**PASSAGE TO READ**
====================

The 2016 South Carolina Democratic presidential primary took place on February 27 in the U.S. state of South Carolina, marking the Democratic Party's fourth nominating contest in their series of presidential primaries ahead of the 2016 presidential election.

Clinton won the South Carolina Democratic primary by a landslide margin of more than 47%, receiving a larger percentage of the African American vote than Obama, the first black President, did in 2008.

With the Republican Party having already held its South Carolina primary a week earlier on February 20, the Democratic primary in South Carolina was the only presidential primary on that day.

====================

**EXERCISE SET**
1. Quote the stretch of the South Carolina primary text from "Clinton won the" through "did in 2008.".
2. Continue the text on the 2016 South Carolina Democratic primary from its final sentence.
The material that comes next is drawn from a separate source.

[Excerpt from a dataset]
====================

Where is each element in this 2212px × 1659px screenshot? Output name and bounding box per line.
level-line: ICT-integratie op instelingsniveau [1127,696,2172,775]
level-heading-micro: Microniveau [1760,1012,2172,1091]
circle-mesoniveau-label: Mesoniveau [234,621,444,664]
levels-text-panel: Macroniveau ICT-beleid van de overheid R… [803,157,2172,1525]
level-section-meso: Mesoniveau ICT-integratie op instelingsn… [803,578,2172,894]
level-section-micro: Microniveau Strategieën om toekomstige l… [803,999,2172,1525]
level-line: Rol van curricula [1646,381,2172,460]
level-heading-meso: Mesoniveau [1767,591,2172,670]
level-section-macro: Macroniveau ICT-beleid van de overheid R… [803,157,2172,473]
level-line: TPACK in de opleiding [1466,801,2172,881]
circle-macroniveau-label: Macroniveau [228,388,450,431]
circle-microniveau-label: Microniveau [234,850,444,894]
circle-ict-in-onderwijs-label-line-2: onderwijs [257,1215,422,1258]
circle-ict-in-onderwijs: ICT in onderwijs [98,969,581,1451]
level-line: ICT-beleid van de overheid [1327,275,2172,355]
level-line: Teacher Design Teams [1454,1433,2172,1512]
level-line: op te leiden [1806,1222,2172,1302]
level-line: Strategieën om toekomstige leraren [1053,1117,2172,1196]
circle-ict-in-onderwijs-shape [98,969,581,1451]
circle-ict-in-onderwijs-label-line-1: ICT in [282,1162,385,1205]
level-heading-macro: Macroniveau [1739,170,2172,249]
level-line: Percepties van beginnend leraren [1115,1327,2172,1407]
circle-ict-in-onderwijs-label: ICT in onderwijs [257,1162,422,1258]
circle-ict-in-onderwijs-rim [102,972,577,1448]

====================

**TASK RESPONSES**
1.
Clinton won the South Carolina Democratic primary by a landslide margin of more than 47%, receiving a larger percentage of the African American vote than Obama, the first black President, did in 2008.

2.
Debates and forums

November 2015 forum in Rock Hill

Rachel Maddow was selected to moderate the First in the South Candidates Forum with Hillary Clinton, Bernie Sanders, and Martin O'Malley, which was held at Winthrop University in Rock Hill, South Carolina, on November 6, co-sponsored by the Democratic Parties of 13 southern states. The forum was not in debate format; instead, each candidate was interviewed individually and sequentially. Lincoln Chafee and Jim Webb were also invited, but their campaigns never responded to the invitations, and both have since withdrawn from the race. A Public Policy Poll of South Carolina Democratic voters conducted from November 7–8, after the forum, discovered that 67% of viewers thought Clinton won the forum, 16% thought Sanders won, and 6% thought O'Malley won, with 11% unsure.

January 2016 debate in Charleston, South Carolina

On January 17, 2016, the Democratic Party held a fourth debate at the Gaillard Center in Charleston, South Carolina. Hosted by Lester Holt and Andrea Mitchell, the debate aired on NBC News and was streamed on YouTube. It was also sponsored by the Congressional Black Caucus. It was notable as being the final debate before the start of precinct caucuses and primary voting. Participants were Hillary Clinton, Bernie Sanders, and Martin O'Malley. It was the final debate appearance of O'Malley, who suspended his campaign on February 1.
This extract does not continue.